Description of the task.
Each entry below must be repeated exactly, with pictures left out.

Extracted material.

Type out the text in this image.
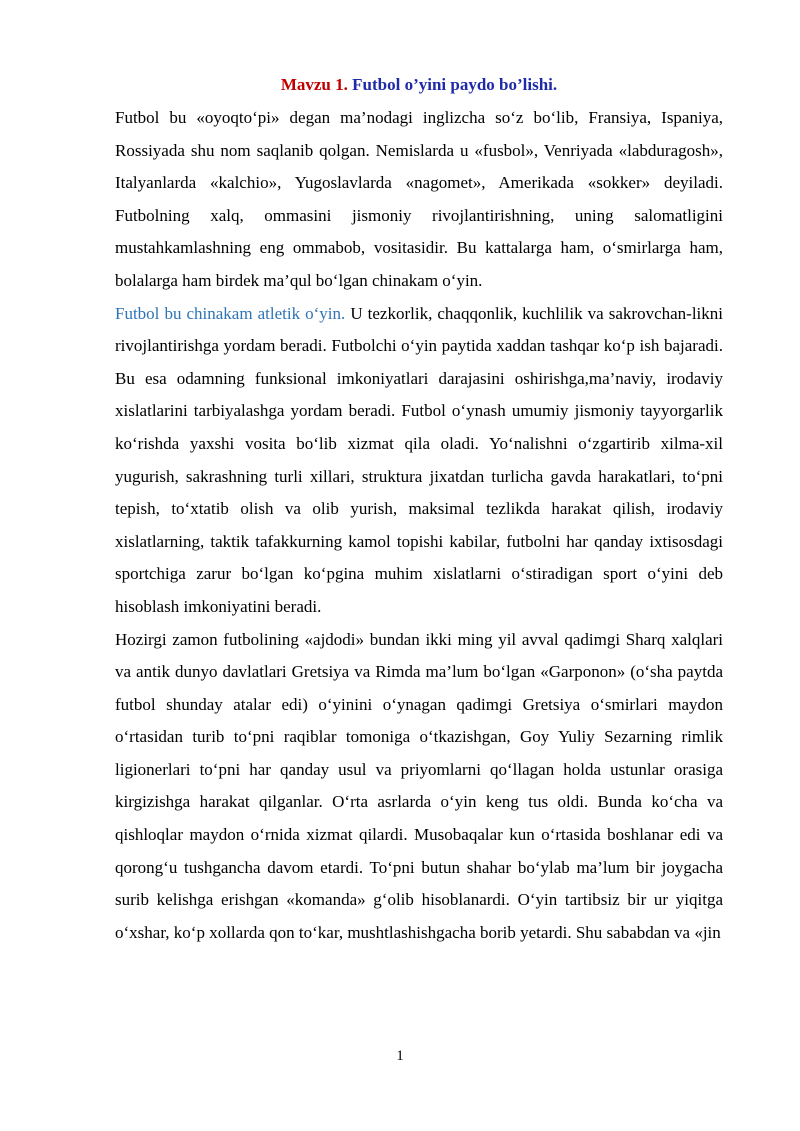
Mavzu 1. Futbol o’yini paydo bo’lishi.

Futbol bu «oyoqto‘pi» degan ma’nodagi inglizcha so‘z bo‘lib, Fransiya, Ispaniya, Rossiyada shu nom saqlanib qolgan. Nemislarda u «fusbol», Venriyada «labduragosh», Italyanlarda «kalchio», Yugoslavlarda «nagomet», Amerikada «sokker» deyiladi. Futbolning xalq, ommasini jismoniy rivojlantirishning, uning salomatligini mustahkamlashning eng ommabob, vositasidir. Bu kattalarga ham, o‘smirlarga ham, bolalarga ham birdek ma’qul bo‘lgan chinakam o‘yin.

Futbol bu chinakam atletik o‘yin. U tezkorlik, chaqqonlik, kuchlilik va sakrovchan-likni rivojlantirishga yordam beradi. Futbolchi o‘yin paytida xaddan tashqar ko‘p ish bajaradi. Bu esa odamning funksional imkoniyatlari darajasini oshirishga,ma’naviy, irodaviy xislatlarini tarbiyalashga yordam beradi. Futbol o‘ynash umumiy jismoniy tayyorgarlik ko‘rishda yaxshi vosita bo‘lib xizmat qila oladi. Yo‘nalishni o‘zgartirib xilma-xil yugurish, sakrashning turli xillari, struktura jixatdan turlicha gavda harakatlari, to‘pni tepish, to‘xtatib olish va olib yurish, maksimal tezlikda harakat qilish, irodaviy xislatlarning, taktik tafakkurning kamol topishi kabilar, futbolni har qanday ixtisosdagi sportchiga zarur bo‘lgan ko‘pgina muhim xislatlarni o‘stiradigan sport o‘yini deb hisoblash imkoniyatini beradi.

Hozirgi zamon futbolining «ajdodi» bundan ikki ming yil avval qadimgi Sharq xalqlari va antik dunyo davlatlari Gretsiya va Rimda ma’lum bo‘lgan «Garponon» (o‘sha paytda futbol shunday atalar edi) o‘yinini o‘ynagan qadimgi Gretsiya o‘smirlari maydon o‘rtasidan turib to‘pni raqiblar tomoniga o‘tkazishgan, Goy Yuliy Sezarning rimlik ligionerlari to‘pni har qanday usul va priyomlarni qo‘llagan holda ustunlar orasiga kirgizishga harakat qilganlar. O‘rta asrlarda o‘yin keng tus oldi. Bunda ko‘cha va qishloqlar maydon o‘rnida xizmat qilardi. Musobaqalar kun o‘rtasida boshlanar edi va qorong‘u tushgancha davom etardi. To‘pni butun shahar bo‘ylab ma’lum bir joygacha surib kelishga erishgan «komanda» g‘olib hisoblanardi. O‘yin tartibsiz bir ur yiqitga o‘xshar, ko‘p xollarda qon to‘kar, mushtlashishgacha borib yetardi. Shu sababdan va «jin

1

Worked answer.
Type out the text in this image.
Mavzu 1. Futbol o’yini paydo bo’lishi.

Futbol bu «oyoqto‘pi» degan ma’nodagi inglizcha so‘z bo‘lib, Fransiya, Ispaniya, Rossiyada shu nom saqlanib qolgan. Nemislarda u «fusbol», Venriyada «labduragosh», Italyanlarda «kalchio», Yugoslavlarda «nagomet», Amerikada «sokker» deyiladi. Futbolning xalq, ommasini jismoniy rivojlantirishning, uning salomatligini mustahkamlashning eng ommabob, vositasidir. Bu kattalarga ham, o‘smirlarga ham, bolalarga ham birdek ma’qul bo‘lgan chinakam o‘yin.

Futbol bu chinakam atletik o‘yin. U tezkorlik, chaqqonlik, kuchlilik va sakrovchan-likni rivojlantirishga yordam beradi. Futbolchi o‘yin paytida xaddan tashqar ko‘p ish bajaradi. Bu esa odamning funksional imkoniyatlari darajasini oshirishga,ma’naviy, irodaviy xislatlarini tarbiyalashga yordam beradi. Futbol o‘ynash umumiy jismoniy tayyorgarlik ko‘rishda yaxshi vosita bo‘lib xizmat qila oladi. Yo‘nalishni o‘zgartirib xilma-xil yugurish, sakrashning turli xillari, struktura jixatdan turlicha gavda harakatlari, to‘pni tepish, to‘xtatib olish va olib yurish, maksimal tezlikda harakat qilish, irodaviy xislatlarning, taktik tafakkurning kamol topishi kabilar, futbolni har qanday ixtisosdagi sportchiga zarur bo‘lgan ko‘pgina muhim xislatlarni o‘stiradigan sport o‘yini deb hisoblash imkoniyatini beradi.

Hozirgi zamon futbolining «ajdodi» bundan ikki ming yil avval qadimgi Sharq xalqlari va antik dunyo davlatlari Gretsiya va Rimda ma’lum bo‘lgan «Garponon» (o‘sha paytda futbol shunday atalar edi) o‘yinini o‘ynagan qadimgi Gretsiya o‘smirlari maydon o‘rtasidan turib to‘pni raqiblar tomoniga o‘tkazishgan, Goy Yuliy Sezarning rimlik ligionerlari to‘pni har qanday usul va priyomlarni qo‘llagan holda ustunlar orasiga kirgizishga harakat qilganlar. O‘rta asrlarda o‘yin keng tus oldi. Bunda ko‘cha va qishloqlar maydon o‘rnida xizmat qilardi. Musobaqalar kun o‘rtasida boshlanar edi va qorong‘u tushgancha davom etardi. To‘pni butun shahar bo‘ylab ma’lum bir joygacha surib kelishga erishgan «komanda» g‘olib hisoblanardi. O‘yin tartibsiz bir ur yiqitga o‘xshar, ko‘p xollarda qon to‘kar, mushtlashishgacha borib yetardi. Shu sababdan va «jin

1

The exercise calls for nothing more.